#### Your task:
Scan the entries below and extract each line with the word "року" in it.

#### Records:
Begin
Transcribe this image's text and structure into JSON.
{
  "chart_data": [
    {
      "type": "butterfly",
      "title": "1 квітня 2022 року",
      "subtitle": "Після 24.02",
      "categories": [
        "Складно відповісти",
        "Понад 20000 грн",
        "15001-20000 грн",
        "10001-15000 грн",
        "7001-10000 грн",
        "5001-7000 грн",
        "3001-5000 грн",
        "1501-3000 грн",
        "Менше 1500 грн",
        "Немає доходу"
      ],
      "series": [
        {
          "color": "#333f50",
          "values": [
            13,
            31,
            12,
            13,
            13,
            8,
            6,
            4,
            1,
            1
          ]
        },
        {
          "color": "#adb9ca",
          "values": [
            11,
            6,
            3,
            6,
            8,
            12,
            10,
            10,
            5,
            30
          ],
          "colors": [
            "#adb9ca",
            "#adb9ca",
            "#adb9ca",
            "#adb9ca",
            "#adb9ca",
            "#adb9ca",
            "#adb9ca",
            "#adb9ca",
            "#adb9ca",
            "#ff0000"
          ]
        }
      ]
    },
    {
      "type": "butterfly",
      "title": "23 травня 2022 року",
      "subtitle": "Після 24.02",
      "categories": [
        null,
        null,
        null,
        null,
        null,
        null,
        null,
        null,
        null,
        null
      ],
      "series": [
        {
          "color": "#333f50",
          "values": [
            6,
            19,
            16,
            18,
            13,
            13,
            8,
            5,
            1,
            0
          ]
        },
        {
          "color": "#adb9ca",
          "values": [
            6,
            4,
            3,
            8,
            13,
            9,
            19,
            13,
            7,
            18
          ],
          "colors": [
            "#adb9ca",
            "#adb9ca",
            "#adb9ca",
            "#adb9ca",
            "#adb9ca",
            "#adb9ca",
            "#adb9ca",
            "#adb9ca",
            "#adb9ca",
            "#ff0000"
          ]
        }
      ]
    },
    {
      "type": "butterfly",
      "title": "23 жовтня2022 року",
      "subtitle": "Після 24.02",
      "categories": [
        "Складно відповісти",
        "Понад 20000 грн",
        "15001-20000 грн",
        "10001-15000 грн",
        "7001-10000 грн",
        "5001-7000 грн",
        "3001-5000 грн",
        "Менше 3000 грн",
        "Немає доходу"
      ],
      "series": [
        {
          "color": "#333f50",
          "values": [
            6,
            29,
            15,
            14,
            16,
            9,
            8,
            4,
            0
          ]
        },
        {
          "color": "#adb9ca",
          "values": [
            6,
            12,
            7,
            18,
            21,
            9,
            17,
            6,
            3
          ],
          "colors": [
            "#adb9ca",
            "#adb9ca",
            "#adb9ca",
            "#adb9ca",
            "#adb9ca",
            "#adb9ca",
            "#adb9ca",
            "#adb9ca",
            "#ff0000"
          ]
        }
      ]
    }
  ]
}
End
#### Reply to the task:
      "title": "1 квітня 2022 року",
      "title": "23 травня 2022 року",
      "title": "23 жовтня2022 року",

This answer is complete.